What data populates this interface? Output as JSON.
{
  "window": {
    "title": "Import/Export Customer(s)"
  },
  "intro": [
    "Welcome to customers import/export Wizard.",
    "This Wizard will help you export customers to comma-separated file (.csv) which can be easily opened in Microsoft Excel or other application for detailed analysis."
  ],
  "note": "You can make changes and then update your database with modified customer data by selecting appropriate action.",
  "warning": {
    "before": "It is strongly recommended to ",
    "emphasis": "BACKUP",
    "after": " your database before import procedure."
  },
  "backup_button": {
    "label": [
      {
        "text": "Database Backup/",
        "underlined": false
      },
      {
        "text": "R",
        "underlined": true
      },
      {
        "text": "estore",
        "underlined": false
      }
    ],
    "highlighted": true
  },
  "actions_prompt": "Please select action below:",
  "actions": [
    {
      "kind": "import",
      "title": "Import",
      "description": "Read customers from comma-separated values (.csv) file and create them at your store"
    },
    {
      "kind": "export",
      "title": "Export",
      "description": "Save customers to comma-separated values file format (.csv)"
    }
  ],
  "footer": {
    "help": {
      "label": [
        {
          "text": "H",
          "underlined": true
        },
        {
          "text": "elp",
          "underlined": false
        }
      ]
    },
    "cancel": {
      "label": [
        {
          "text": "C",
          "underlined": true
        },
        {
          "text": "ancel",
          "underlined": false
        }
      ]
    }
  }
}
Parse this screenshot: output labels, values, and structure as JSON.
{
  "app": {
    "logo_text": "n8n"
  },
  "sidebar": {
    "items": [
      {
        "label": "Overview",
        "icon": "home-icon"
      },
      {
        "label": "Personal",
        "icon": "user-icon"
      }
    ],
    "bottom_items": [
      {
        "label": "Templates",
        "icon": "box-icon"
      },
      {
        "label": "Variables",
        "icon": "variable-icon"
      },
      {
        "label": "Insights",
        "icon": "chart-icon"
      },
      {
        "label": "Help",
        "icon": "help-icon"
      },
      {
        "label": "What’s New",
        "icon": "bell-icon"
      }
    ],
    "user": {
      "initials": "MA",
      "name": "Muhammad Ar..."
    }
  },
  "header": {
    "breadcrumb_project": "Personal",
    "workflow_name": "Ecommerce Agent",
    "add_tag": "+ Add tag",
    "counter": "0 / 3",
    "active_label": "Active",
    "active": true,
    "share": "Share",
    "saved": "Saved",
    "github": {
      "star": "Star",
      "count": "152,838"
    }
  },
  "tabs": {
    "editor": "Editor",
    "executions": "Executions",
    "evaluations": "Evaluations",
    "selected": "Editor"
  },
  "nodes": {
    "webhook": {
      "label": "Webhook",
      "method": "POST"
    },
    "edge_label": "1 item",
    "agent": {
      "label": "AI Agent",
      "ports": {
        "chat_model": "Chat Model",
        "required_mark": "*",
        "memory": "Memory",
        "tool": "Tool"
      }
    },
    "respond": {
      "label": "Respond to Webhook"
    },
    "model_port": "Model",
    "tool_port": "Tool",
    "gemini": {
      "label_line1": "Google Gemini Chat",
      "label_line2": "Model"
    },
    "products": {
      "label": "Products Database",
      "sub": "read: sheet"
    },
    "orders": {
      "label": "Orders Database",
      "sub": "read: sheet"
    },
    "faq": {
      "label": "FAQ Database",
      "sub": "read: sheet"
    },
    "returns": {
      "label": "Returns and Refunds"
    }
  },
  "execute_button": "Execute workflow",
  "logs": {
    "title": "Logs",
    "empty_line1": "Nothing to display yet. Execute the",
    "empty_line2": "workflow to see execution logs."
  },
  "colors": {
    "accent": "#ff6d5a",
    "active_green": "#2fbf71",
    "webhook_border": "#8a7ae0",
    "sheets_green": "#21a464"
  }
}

● **Objective**:
Lines from the records above that hold "JSON" are the ones to list.

● **The output**:
What data populates this interface? Output as JSON.
Parse this screenshot: output labels, values, and structure as JSON.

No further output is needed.